Count every line in the data below where "this" occurs, then state that number and nothing more.

* * * * *

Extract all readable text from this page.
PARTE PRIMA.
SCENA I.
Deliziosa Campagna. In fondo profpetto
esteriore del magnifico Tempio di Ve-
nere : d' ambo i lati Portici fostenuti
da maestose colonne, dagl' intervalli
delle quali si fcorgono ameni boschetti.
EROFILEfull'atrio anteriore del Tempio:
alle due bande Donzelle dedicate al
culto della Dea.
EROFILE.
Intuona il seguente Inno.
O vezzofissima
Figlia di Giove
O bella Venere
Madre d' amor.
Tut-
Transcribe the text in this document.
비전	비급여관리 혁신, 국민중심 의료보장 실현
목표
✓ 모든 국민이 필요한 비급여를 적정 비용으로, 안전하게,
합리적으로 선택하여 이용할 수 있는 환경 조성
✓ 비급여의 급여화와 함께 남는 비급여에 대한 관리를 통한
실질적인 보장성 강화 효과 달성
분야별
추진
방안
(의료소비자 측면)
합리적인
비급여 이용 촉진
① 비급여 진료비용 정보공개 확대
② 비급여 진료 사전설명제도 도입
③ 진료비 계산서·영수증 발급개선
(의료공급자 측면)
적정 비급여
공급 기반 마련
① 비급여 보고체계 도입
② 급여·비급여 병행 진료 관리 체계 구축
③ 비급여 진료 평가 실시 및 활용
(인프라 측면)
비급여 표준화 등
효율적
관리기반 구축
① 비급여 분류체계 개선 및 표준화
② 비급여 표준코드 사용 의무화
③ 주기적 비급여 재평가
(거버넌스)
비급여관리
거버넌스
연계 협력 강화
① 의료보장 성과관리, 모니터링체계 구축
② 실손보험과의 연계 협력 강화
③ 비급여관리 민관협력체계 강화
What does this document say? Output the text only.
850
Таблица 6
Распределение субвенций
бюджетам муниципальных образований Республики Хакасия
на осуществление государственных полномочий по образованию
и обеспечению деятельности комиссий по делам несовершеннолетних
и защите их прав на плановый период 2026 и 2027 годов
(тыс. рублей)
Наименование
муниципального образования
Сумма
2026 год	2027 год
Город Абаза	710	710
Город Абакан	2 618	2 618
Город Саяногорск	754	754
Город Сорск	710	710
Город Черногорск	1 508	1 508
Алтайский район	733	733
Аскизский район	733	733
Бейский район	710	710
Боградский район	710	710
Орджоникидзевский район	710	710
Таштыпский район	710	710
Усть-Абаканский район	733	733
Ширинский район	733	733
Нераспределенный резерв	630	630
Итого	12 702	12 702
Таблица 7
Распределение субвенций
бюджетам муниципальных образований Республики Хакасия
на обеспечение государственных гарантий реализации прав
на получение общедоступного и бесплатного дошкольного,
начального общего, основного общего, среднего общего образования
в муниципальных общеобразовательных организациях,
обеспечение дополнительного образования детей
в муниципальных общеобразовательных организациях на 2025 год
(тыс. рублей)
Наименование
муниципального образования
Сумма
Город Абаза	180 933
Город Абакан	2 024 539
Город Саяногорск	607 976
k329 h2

* * * * *

_Written response_. 3